• [INPUT RECORDS]:

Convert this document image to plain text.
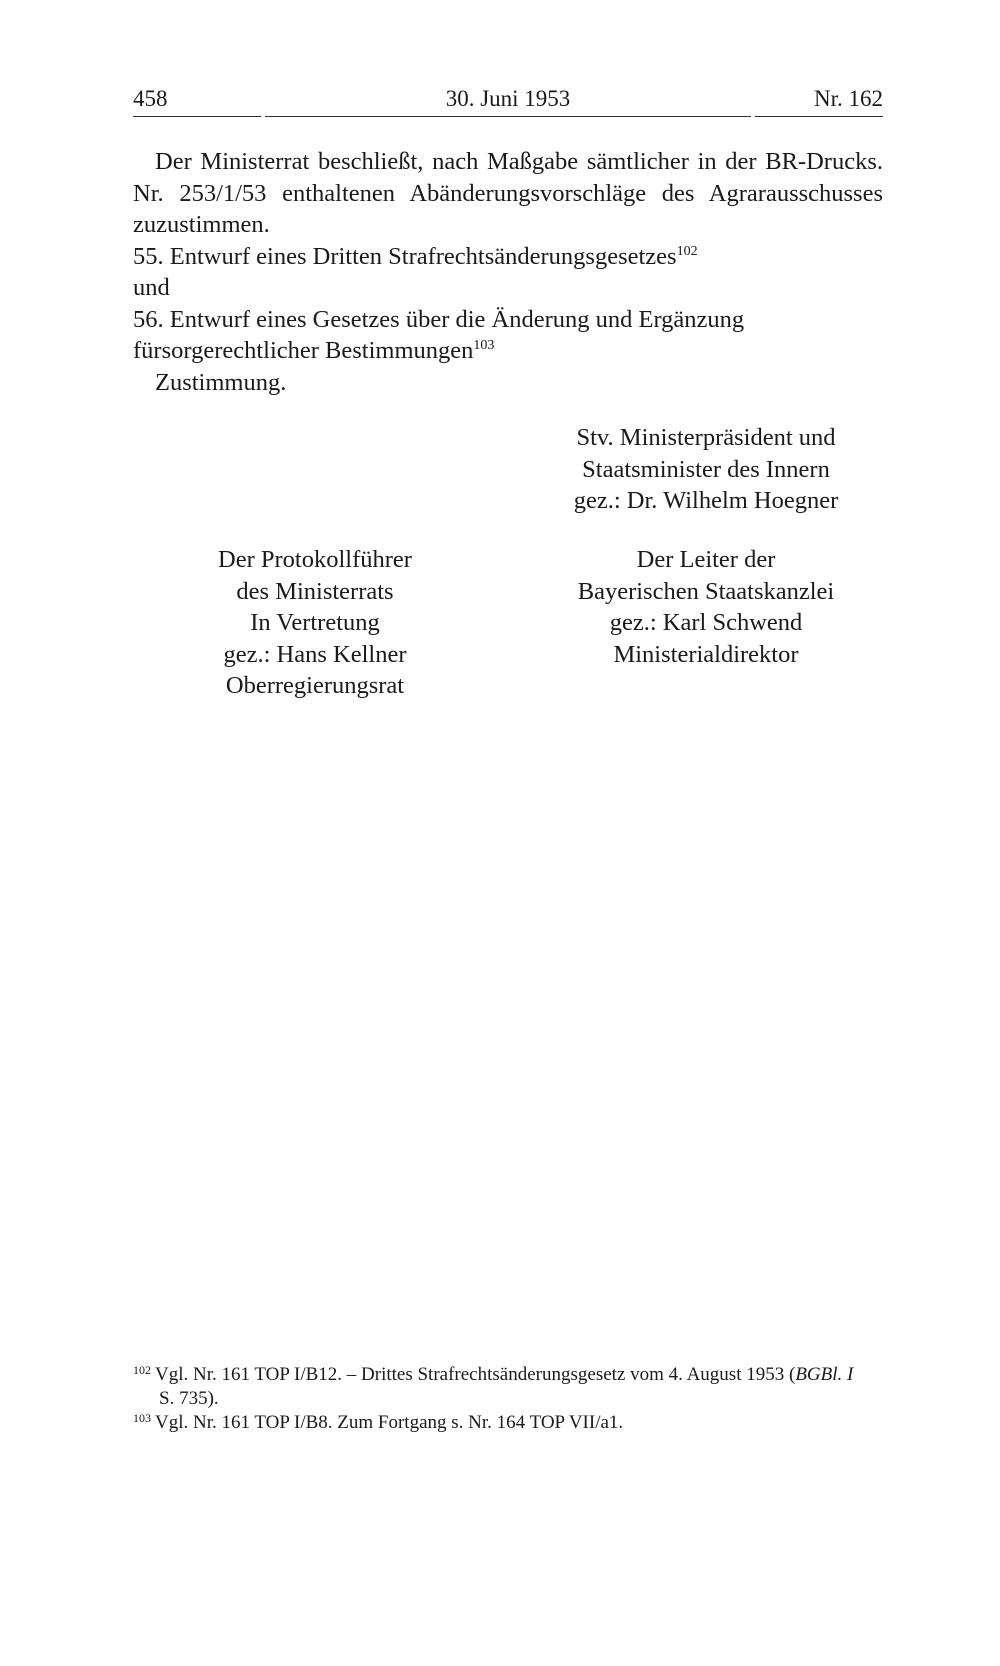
458	30. Juni 1953	Nr. 162

Der Ministerrat beschließt, nach Maßgabe sämtlicher in der BR-Drucks. Nr. 253/1/53 enthaltenen Abänderungsvorschläge des Agrarausschusses zuzustimmen.

55. Entwurf eines Dritten Strafrechtsänderungsgesetzes$^{102}$

und

56. Entwurf eines Gesetzes über die Änderung und Ergänzung fürsorgerechtlicher Bestimmungen$^{103}$

Zustimmung.

Stv. Ministerpräsident und
Staatsminister des Innern
gez.: Dr. Wilhelm Hoegner
Der Protokollführer
des Ministerrats
In Vertretung
gez.: Hans Kellner
Oberregierungsrat
Der Leiter der
Bayerischen Staatskanzlei
gez.: Karl Schwend
Ministerialdirektor

$^{102}$ Vgl. Nr. 161 TOP I/B12. – Drittes Strafrechtsänderungsgesetz vom 4. August 1953 (BGBl. I

S. 735).

$^{103}$ Vgl. Nr. 161 TOP I/B8. Zum Fortgang s. Nr. 164 TOP VII/a1.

• [TASK]: Without including any pictures, reproduce the listing exactly.

• [SOLUTION TO THIS EXERCISE]:
Convert this document image to plain text.
458	30. Juni 1953	Nr. 162

Der Ministerrat beschließt, nach Maßgabe sämtlicher in der BR-Drucks. Nr. 253/1/53 enthaltenen Abänderungsvorschläge des Agrarausschusses zuzustimmen.

55. Entwurf eines Dritten Strafrechtsänderungsgesetzes$^{102}$

und

56. Entwurf eines Gesetzes über die Änderung und Ergänzung fürsorgerechtlicher Bestimmungen$^{103}$

Zustimmung.

Stv. Ministerpräsident und
Staatsminister des Innern
gez.: Dr. Wilhelm Hoegner
Der Protokollführer
des Ministerrats
In Vertretung
gez.: Hans Kellner
Oberregierungsrat
Der Leiter der
Bayerischen Staatskanzlei
gez.: Karl Schwend
Ministerialdirektor

$^{102}$ Vgl. Nr. 161 TOP I/B12. – Drittes Strafrechtsänderungsgesetz vom 4. August 1953 (BGBl. I

S. 735).

$^{103}$ Vgl. Nr. 161 TOP I/B8. Zum Fortgang s. Nr. 164 TOP VII/a1.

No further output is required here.